» **Stated problem**:
Copy out the lines that include the word "every".

☆ ☆ ☆ ☆ ☆ ☆ ☆

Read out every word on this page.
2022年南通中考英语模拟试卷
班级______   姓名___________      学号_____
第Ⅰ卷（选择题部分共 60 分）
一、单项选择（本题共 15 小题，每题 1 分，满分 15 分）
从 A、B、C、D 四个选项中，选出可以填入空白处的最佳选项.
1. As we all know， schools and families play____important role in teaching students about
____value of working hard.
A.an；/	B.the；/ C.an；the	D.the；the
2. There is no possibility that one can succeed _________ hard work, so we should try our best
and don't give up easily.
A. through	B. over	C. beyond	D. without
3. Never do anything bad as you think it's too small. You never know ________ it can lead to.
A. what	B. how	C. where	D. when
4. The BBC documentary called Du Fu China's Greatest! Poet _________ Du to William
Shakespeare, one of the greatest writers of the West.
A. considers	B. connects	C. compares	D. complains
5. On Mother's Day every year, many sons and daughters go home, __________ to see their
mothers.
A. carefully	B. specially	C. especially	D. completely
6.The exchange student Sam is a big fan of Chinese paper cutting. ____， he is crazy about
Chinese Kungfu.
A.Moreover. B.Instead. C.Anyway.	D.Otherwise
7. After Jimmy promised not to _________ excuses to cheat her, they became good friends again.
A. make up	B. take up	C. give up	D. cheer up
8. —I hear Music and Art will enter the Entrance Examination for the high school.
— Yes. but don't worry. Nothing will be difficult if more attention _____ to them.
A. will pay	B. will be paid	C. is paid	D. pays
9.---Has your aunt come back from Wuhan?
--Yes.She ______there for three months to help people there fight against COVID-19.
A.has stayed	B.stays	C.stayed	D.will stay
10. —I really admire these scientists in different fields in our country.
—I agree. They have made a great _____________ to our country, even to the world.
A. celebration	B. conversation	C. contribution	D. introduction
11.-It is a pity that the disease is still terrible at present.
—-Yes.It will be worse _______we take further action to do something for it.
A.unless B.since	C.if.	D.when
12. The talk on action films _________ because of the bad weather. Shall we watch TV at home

☆ ☆ ☆ ☆ ☆ ☆ ☆

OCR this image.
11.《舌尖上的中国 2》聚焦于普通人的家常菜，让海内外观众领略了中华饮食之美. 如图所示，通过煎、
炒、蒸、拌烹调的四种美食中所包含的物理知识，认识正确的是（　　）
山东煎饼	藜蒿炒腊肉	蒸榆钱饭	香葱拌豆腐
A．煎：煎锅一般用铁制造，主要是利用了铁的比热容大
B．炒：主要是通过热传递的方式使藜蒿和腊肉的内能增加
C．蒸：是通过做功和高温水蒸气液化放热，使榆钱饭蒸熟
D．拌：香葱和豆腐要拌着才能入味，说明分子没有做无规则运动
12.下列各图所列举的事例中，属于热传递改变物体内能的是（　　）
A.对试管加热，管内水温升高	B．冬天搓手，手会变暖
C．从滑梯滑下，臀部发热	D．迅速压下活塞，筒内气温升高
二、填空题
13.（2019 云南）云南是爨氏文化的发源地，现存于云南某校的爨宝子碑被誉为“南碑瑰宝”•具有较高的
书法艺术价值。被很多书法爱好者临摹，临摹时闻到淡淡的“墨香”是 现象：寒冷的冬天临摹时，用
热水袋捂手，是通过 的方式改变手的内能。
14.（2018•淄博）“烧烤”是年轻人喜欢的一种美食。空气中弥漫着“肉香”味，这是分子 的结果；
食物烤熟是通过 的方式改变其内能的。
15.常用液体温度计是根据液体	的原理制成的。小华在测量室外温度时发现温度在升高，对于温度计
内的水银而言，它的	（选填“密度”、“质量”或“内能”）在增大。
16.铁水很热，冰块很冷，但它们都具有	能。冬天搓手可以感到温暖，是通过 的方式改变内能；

☆ ☆ ☆ ☆ ☆ ☆ ☆

» **Complete answer**:
Read out every word on this page.
5. On Mother's Day every year, many sons and daughters go home, __________ to see their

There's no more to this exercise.